A block of data
____________

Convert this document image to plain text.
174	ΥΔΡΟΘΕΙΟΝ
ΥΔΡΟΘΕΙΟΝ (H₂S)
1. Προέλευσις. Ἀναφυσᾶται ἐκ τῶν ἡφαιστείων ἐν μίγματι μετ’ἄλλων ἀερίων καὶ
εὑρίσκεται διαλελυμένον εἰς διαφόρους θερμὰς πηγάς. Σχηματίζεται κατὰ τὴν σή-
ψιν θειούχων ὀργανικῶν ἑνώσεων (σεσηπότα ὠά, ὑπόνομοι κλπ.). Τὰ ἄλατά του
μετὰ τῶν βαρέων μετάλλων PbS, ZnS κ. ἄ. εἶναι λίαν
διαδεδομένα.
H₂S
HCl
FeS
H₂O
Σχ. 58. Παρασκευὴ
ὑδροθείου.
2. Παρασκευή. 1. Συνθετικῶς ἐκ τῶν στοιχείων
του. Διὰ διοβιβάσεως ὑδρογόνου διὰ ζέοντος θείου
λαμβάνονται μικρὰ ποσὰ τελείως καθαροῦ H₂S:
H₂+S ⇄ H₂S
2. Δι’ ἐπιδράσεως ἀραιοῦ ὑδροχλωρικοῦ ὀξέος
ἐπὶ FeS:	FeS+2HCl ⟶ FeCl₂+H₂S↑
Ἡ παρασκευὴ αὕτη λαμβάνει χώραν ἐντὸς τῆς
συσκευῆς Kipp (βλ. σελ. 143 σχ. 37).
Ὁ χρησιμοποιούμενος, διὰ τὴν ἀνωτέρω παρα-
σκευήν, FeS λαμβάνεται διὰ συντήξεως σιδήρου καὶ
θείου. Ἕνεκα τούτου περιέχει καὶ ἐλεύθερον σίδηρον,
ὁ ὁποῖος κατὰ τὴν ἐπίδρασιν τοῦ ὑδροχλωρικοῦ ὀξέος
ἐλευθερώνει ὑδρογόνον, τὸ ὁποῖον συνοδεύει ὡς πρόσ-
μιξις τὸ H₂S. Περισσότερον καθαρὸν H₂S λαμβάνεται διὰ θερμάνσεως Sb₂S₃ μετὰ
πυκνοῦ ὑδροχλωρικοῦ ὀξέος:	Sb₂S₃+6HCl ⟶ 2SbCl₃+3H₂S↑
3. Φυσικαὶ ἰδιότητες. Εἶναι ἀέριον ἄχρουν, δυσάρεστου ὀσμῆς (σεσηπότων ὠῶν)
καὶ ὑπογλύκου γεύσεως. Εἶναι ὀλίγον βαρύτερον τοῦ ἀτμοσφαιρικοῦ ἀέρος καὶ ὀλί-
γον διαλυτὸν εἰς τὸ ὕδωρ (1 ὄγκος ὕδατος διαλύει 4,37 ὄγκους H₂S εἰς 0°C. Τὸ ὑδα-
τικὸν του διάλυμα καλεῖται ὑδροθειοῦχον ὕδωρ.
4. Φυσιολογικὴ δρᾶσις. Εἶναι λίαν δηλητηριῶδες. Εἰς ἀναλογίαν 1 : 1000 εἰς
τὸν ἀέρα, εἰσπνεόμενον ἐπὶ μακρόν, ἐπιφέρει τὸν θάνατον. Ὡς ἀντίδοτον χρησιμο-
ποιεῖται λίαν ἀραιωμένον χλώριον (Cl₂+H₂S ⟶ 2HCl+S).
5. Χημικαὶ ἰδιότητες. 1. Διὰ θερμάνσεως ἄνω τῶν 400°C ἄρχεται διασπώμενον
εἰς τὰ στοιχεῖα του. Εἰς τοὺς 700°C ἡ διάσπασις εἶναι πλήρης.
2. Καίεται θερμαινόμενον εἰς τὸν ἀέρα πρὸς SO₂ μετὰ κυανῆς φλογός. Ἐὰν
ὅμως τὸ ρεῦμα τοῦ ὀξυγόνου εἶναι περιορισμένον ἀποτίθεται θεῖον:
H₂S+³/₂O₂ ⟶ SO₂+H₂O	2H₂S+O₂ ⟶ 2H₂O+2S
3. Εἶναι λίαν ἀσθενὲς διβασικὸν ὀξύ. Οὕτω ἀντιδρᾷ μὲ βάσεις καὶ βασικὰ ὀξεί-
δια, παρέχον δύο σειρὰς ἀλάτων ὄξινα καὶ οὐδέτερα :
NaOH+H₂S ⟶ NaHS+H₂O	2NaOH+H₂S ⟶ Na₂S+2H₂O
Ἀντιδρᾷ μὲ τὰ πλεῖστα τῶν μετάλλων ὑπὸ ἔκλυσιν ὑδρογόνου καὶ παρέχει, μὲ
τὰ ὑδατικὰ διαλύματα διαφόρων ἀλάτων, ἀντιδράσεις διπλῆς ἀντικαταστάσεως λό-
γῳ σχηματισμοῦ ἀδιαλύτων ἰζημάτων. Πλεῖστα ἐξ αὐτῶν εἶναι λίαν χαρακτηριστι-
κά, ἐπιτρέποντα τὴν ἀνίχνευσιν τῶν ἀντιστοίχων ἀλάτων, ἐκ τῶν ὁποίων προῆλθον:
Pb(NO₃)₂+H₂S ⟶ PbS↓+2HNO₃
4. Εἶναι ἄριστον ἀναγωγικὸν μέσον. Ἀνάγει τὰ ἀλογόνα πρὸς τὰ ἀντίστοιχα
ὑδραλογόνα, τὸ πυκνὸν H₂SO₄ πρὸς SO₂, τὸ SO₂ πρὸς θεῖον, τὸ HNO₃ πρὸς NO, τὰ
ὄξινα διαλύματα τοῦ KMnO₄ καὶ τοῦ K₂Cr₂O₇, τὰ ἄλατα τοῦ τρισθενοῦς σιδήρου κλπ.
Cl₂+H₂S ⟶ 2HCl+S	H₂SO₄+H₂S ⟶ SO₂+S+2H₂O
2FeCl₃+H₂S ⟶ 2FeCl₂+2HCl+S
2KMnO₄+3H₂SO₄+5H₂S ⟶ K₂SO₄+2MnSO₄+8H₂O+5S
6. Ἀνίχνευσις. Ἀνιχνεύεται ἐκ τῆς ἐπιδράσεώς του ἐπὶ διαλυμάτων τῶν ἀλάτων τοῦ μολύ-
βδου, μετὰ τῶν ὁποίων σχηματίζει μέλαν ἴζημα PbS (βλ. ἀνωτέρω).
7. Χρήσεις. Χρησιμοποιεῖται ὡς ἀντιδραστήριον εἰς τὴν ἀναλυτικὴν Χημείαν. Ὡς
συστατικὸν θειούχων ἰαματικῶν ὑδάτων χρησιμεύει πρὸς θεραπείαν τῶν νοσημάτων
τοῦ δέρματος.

____________

▶ **GIVEN INSTRUCTION**: Repeat every entry word for word.

▶ **EXERCISE SOLUTION**:
Convert this document image to plain text.
174	ΥΔΡΟΘΕΙΟΝ
ΥΔΡΟΘΕΙΟΝ (H₂S)
1. Προέλευσις. Ἀναφυσᾶται ἐκ τῶν ἡφαιστείων ἐν μίγματι μετ’ἄλλων ἀερίων καὶ
εὑρίσκεται διαλελυμένον εἰς διαφόρους θερμὰς πηγάς. Σχηματίζεται κατὰ τὴν σή-
ψιν θειούχων ὀργανικῶν ἑνώσεων (σεσηπότα ὠά, ὑπόνομοι κλπ.). Τὰ ἄλατά του
μετὰ τῶν βαρέων μετάλλων PbS, ZnS κ. ἄ. εἶναι λίαν
διαδεδομένα.
H₂S
HCl
FeS
H₂O
Σχ. 58. Παρασκευὴ
ὑδροθείου.
2. Παρασκευή. 1. Συνθετικῶς ἐκ τῶν στοιχείων
του. Διὰ διοβιβάσεως ὑδρογόνου διὰ ζέοντος θείου
λαμβάνονται μικρὰ ποσὰ τελείως καθαροῦ H₂S:
H₂+S ⇄ H₂S
2. Δι’ ἐπιδράσεως ἀραιοῦ ὑδροχλωρικοῦ ὀξέος
ἐπὶ FeS:	FeS+2HCl ⟶ FeCl₂+H₂S↑
Ἡ παρασκευὴ αὕτη λαμβάνει χώραν ἐντὸς τῆς
συσκευῆς Kipp (βλ. σελ. 143 σχ. 37).
Ὁ χρησιμοποιούμενος, διὰ τὴν ἀνωτέρω παρα-
σκευήν, FeS λαμβάνεται διὰ συντήξεως σιδήρου καὶ
θείου. Ἕνεκα τούτου περιέχει καὶ ἐλεύθερον σίδηρον,
ὁ ὁποῖος κατὰ τὴν ἐπίδρασιν τοῦ ὑδροχλωρικοῦ ὀξέος
ἐλευθερώνει ὑδρογόνον, τὸ ὁποῖον συνοδεύει ὡς πρόσ-
μιξις τὸ H₂S. Περισσότερον καθαρὸν H₂S λαμβάνεται διὰ θερμάνσεως Sb₂S₃ μετὰ
πυκνοῦ ὑδροχλωρικοῦ ὀξέος:	Sb₂S₃+6HCl ⟶ 2SbCl₃+3H₂S↑
3. Φυσικαὶ ἰδιότητες. Εἶναι ἀέριον ἄχρουν, δυσάρεστου ὀσμῆς (σεσηπότων ὠῶν)
καὶ ὑπογλύκου γεύσεως. Εἶναι ὀλίγον βαρύτερον τοῦ ἀτμοσφαιρικοῦ ἀέρος καὶ ὀλί-
γον διαλυτὸν εἰς τὸ ὕδωρ (1 ὄγκος ὕδατος διαλύει 4,37 ὄγκους H₂S εἰς 0°C. Τὸ ὑδα-
τικὸν του διάλυμα καλεῖται ὑδροθειοῦχον ὕδωρ.
4. Φυσιολογικὴ δρᾶσις. Εἶναι λίαν δηλητηριῶδες. Εἰς ἀναλογίαν 1 : 1000 εἰς
τὸν ἀέρα, εἰσπνεόμενον ἐπὶ μακρόν, ἐπιφέρει τὸν θάνατον. Ὡς ἀντίδοτον χρησιμο-
ποιεῖται λίαν ἀραιωμένον χλώριον (Cl₂+H₂S ⟶ 2HCl+S).
5. Χημικαὶ ἰδιότητες. 1. Διὰ θερμάνσεως ἄνω τῶν 400°C ἄρχεται διασπώμενον
εἰς τὰ στοιχεῖα του. Εἰς τοὺς 700°C ἡ διάσπασις εἶναι πλήρης.
2. Καίεται θερμαινόμενον εἰς τὸν ἀέρα πρὸς SO₂ μετὰ κυανῆς φλογός. Ἐὰν
ὅμως τὸ ρεῦμα τοῦ ὀξυγόνου εἶναι περιορισμένον ἀποτίθεται θεῖον:
H₂S+³/₂O₂ ⟶ SO₂+H₂O	2H₂S+O₂ ⟶ 2H₂O+2S
3. Εἶναι λίαν ἀσθενὲς διβασικὸν ὀξύ. Οὕτω ἀντιδρᾷ μὲ βάσεις καὶ βασικὰ ὀξεί-
δια, παρέχον δύο σειρὰς ἀλάτων ὄξινα καὶ οὐδέτερα :
NaOH+H₂S ⟶ NaHS+H₂O	2NaOH+H₂S ⟶ Na₂S+2H₂O
Ἀντιδρᾷ μὲ τὰ πλεῖστα τῶν μετάλλων ὑπὸ ἔκλυσιν ὑδρογόνου καὶ παρέχει, μὲ
τὰ ὑδατικὰ διαλύματα διαφόρων ἀλάτων, ἀντιδράσεις διπλῆς ἀντικαταστάσεως λό-
γῳ σχηματισμοῦ ἀδιαλύτων ἰζημάτων. Πλεῖστα ἐξ αὐτῶν εἶναι λίαν χαρακτηριστι-
κά, ἐπιτρέποντα τὴν ἀνίχνευσιν τῶν ἀντιστοίχων ἀλάτων, ἐκ τῶν ὁποίων προῆλθον:
Pb(NO₃)₂+H₂S ⟶ PbS↓+2HNO₃
4. Εἶναι ἄριστον ἀναγωγικὸν μέσον. Ἀνάγει τὰ ἀλογόνα πρὸς τὰ ἀντίστοιχα
ὑδραλογόνα, τὸ πυκνὸν H₂SO₄ πρὸς SO₂, τὸ SO₂ πρὸς θεῖον, τὸ HNO₃ πρὸς NO, τὰ
ὄξινα διαλύματα τοῦ KMnO₄ καὶ τοῦ K₂Cr₂O₇, τὰ ἄλατα τοῦ τρισθενοῦς σιδήρου κλπ.
Cl₂+H₂S ⟶ 2HCl+S	H₂SO₄+H₂S ⟶ SO₂+S+2H₂O
2FeCl₃+H₂S ⟶ 2FeCl₂+2HCl+S
2KMnO₄+3H₂SO₄+5H₂S ⟶ K₂SO₄+2MnSO₄+8H₂O+5S
6. Ἀνίχνευσις. Ἀνιχνεύεται ἐκ τῆς ἐπιδράσεώς του ἐπὶ διαλυμάτων τῶν ἀλάτων τοῦ μολύ-
βδου, μετὰ τῶν ὁποίων σχηματίζει μέλαν ἴζημα PbS (βλ. ἀνωτέρω).
7. Χρήσεις. Χρησιμοποιεῖται ὡς ἀντιδραστήριον εἰς τὴν ἀναλυτικὴν Χημείαν. Ὡς
συστατικὸν θειούχων ἰαματικῶν ὑδάτων χρησιμεύει πρὸς θεραπείαν τῶν νοσημάτων
τοῦ δέρματος.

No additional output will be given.